SOURCE DATA:

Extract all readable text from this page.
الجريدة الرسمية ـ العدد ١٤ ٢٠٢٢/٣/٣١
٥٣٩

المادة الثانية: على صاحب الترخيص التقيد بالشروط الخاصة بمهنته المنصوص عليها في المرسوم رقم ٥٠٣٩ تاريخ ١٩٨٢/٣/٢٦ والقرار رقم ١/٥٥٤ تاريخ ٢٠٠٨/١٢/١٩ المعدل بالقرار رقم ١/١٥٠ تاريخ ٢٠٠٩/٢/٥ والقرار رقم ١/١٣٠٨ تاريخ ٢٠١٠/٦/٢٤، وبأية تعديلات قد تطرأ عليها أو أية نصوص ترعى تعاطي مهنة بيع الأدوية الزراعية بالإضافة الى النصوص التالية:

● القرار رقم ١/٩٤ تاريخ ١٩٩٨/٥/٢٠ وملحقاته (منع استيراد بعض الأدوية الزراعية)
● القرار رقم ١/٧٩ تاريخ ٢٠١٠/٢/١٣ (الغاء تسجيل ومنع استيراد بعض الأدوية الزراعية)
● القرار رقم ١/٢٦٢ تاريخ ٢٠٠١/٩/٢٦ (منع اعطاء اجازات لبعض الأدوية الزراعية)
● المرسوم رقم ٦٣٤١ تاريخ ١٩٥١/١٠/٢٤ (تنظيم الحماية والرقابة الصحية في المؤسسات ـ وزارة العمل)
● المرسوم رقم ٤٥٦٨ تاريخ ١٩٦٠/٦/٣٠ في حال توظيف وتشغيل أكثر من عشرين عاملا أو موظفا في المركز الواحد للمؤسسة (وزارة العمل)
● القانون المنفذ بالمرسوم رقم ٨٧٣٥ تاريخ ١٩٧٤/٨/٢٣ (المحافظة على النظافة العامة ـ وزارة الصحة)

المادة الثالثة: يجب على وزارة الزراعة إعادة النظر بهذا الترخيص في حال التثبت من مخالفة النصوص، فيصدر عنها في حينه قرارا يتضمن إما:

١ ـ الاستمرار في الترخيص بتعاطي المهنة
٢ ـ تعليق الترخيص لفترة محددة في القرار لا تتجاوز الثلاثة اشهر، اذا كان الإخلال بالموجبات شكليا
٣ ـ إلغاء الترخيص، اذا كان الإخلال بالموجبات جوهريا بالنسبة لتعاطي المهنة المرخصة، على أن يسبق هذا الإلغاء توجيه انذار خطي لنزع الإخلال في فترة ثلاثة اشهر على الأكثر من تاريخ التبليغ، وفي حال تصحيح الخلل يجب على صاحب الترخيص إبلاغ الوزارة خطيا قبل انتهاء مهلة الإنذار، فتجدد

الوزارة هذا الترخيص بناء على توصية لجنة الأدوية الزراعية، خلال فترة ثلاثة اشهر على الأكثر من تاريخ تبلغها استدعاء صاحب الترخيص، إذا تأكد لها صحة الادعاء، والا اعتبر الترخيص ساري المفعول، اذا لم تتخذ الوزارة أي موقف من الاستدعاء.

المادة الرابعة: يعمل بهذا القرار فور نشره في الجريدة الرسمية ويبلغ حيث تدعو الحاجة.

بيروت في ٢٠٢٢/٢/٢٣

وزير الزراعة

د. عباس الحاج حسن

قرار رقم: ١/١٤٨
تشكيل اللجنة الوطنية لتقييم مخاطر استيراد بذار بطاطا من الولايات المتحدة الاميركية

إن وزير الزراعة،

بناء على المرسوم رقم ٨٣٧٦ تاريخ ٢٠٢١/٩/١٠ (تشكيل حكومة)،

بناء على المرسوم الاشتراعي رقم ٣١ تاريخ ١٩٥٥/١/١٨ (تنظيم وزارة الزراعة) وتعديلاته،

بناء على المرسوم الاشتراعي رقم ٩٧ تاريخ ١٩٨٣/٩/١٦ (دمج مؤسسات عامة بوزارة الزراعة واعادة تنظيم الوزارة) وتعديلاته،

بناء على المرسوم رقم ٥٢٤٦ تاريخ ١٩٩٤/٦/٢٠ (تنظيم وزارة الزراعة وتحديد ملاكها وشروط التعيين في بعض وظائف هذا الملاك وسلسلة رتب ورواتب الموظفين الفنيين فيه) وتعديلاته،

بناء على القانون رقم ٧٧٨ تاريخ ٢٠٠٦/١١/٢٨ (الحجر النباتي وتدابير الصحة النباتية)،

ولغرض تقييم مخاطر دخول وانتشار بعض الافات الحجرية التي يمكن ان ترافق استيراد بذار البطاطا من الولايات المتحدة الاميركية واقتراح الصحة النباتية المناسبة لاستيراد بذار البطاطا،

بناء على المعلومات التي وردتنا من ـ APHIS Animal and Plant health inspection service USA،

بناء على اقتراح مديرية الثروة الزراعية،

WHAT THIS TASK INVOLVES:
Select the lines from the entries that include the word "الإخلال".

REPLY:
٢ ـ تعليق الترخيص لفترة محددة في القرار لا تتجاوز الثلاثة اشهر، اذا كان الإخلال بالموجبات شكليا
٣ ـ إلغاء الترخيص، اذا كان الإخلال بالموجبات جوهريا بالنسبة لتعاطي المهنة المرخصة، على أن يسبق هذا الإلغاء توجيه انذار خطي لنزع الإخلال في فترة ثلاثة اشهر على الأكثر من تاريخ التبليغ، وفي حال تصحيح الخلل يجب على صاحب الترخيص إبلاغ الوزارة خطيا قبل انتهاء مهلة الإنذار، فتجدد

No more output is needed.